• _Written exercise_
Where a line holds the word "さかほまれ", copy that line.

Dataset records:
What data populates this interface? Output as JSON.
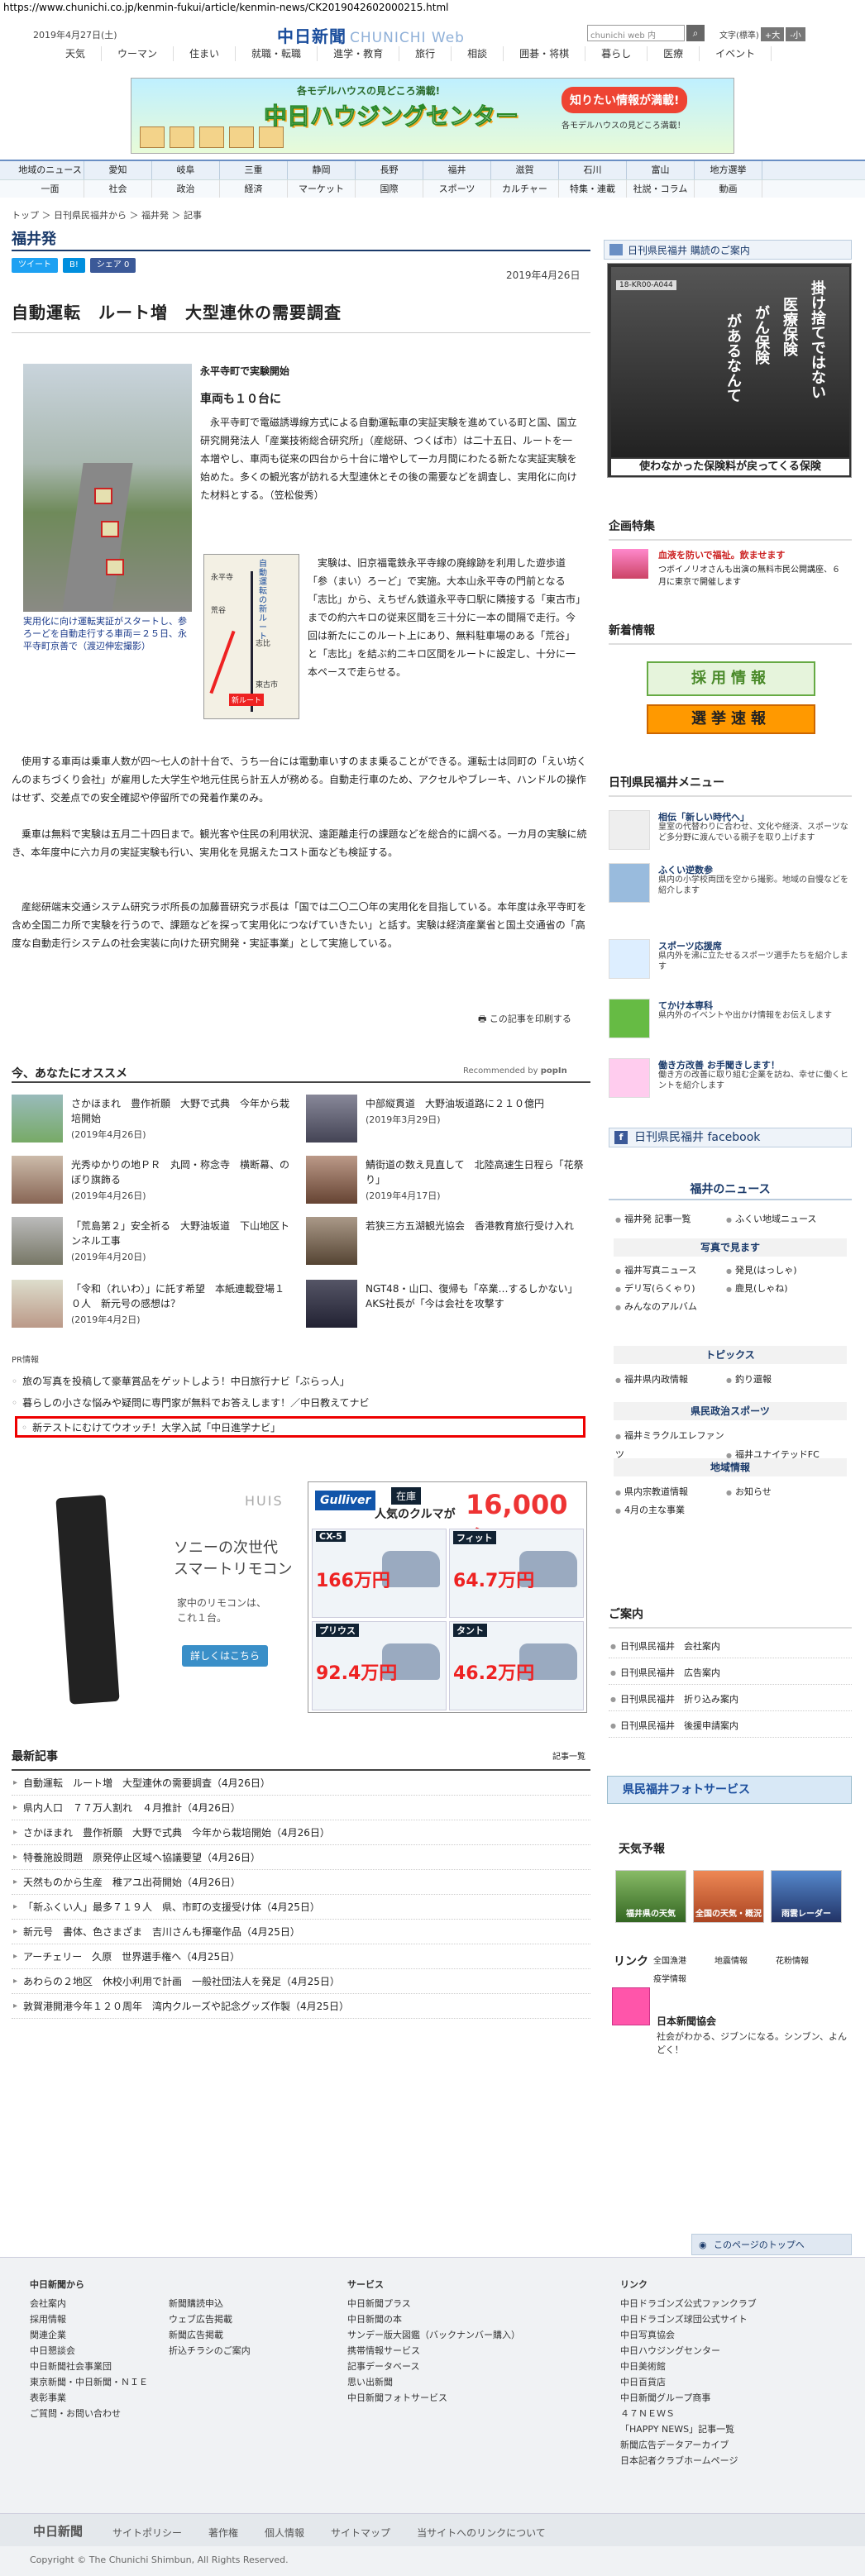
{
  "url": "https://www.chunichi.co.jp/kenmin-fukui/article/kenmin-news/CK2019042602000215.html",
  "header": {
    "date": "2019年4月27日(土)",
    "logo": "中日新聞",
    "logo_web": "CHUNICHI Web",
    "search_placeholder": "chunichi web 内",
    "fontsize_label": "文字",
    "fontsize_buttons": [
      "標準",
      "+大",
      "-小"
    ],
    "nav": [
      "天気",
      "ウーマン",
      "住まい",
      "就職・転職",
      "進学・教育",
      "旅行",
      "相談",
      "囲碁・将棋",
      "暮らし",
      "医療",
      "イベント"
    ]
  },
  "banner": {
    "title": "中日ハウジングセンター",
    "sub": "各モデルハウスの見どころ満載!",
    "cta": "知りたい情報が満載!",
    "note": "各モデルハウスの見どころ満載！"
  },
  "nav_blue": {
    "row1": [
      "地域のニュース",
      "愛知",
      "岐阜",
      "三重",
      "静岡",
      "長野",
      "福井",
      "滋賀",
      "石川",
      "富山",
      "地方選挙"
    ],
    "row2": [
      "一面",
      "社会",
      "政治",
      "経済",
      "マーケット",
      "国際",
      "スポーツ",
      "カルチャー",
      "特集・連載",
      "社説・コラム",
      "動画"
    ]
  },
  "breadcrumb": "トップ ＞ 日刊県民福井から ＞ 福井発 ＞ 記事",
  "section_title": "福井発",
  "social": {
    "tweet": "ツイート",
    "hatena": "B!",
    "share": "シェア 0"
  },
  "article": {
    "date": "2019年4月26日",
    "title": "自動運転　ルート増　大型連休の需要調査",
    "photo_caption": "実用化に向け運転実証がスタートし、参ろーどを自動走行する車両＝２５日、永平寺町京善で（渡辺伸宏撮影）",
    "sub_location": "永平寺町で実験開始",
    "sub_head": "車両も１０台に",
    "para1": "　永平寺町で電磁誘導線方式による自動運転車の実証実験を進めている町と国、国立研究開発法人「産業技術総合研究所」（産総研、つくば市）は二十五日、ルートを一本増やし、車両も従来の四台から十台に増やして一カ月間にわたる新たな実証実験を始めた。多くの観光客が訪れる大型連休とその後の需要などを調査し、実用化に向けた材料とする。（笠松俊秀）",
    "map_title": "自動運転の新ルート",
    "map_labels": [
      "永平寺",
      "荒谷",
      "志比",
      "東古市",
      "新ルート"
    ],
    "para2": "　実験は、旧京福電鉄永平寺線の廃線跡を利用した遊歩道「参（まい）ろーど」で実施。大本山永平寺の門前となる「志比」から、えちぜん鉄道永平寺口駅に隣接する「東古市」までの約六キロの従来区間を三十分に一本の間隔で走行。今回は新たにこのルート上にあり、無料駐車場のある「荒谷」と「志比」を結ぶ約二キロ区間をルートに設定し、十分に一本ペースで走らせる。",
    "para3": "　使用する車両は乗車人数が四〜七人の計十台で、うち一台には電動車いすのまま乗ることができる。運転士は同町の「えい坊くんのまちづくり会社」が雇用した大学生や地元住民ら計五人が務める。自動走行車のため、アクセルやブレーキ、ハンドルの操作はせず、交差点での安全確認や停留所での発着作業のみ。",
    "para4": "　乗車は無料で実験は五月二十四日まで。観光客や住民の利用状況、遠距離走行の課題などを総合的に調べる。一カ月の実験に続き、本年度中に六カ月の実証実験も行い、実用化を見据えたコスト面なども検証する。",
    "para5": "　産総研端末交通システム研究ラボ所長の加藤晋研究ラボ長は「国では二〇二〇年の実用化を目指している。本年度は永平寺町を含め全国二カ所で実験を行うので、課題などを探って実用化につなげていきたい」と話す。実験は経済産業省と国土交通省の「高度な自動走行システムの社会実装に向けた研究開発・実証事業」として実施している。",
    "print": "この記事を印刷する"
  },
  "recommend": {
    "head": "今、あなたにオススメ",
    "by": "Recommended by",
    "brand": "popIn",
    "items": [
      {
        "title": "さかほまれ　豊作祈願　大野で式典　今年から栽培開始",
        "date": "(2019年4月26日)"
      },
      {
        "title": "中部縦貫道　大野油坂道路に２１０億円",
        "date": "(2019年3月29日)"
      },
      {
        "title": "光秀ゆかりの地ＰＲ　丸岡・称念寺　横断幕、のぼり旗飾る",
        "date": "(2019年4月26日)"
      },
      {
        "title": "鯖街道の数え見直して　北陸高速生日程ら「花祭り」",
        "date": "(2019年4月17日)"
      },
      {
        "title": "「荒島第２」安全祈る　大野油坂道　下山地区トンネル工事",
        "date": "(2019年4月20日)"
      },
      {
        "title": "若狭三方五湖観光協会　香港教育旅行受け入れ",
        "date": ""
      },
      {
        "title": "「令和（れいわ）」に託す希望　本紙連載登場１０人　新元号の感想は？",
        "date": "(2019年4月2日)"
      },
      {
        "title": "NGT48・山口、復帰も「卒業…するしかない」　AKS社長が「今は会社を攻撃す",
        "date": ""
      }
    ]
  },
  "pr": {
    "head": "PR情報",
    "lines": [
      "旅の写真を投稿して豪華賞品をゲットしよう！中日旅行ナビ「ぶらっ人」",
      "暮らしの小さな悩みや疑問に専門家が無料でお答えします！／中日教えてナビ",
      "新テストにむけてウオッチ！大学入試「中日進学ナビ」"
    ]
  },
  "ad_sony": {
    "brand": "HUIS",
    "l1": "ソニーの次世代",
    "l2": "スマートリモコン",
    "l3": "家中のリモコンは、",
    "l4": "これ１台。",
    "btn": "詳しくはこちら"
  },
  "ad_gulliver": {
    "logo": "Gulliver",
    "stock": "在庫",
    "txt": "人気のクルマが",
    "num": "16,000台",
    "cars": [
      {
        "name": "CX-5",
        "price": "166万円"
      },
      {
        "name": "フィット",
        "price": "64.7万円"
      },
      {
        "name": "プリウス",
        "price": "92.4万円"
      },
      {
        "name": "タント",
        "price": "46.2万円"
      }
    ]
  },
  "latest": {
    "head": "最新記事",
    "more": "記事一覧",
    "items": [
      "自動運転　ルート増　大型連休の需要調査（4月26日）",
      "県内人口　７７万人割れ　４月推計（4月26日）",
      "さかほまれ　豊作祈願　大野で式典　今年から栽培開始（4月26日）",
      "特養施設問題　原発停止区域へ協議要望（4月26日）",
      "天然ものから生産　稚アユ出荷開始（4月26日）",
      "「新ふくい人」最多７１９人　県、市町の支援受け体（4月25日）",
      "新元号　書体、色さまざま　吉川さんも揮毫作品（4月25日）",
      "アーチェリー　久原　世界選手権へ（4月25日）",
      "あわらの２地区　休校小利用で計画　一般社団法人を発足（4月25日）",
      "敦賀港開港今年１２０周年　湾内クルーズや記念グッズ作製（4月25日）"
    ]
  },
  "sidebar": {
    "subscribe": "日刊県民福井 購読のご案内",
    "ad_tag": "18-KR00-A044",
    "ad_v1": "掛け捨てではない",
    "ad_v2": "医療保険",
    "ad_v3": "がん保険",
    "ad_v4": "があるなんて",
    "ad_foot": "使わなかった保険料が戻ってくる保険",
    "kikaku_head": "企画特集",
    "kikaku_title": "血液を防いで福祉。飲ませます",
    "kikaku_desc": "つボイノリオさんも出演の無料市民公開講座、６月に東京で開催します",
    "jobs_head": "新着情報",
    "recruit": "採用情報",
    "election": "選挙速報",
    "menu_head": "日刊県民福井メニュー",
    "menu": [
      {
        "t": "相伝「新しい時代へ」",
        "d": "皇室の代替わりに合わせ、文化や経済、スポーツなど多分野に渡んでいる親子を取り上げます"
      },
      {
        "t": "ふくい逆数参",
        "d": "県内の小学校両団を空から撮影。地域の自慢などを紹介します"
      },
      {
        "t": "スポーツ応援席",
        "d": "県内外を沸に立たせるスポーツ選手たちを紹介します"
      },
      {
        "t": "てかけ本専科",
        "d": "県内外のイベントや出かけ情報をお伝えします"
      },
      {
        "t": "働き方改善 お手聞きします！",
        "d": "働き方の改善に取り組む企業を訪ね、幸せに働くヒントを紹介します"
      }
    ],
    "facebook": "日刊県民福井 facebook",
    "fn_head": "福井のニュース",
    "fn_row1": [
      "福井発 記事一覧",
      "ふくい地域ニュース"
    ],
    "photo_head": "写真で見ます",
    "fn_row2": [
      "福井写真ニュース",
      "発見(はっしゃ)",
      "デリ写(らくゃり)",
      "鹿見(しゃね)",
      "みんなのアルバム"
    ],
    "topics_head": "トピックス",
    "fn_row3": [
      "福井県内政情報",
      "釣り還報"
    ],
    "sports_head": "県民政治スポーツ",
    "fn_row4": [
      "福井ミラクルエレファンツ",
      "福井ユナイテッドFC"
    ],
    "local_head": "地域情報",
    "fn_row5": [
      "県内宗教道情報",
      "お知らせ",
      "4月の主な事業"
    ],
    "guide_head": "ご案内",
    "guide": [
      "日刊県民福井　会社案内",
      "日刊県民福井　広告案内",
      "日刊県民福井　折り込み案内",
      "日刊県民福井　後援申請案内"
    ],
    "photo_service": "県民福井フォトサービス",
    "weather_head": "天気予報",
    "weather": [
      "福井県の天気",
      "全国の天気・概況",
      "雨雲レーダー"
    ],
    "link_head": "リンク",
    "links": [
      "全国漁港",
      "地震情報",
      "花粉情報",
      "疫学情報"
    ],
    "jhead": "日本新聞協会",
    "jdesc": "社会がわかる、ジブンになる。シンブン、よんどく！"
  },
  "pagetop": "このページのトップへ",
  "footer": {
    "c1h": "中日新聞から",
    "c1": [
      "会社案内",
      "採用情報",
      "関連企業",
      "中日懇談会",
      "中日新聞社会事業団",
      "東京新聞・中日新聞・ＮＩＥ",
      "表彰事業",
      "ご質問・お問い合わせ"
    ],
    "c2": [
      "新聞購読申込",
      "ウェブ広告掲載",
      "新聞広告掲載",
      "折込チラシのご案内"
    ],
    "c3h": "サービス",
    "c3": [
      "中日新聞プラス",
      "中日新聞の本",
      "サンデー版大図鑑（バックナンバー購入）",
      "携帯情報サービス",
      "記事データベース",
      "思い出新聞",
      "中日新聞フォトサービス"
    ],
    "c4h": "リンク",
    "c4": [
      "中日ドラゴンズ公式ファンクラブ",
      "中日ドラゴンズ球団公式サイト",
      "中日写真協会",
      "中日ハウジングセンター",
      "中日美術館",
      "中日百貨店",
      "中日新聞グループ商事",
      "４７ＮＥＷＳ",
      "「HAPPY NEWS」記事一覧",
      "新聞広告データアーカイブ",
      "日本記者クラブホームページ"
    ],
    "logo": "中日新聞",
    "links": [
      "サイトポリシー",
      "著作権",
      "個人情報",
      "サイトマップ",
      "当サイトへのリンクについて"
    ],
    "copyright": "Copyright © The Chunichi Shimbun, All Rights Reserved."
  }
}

• _Final result_
        "title": "さかほまれ　豊作祈願　大野で式典　今年から栽培開始",
      "さかほまれ　豊作祈願　大野で式典　今年から栽培開始（4月26日）",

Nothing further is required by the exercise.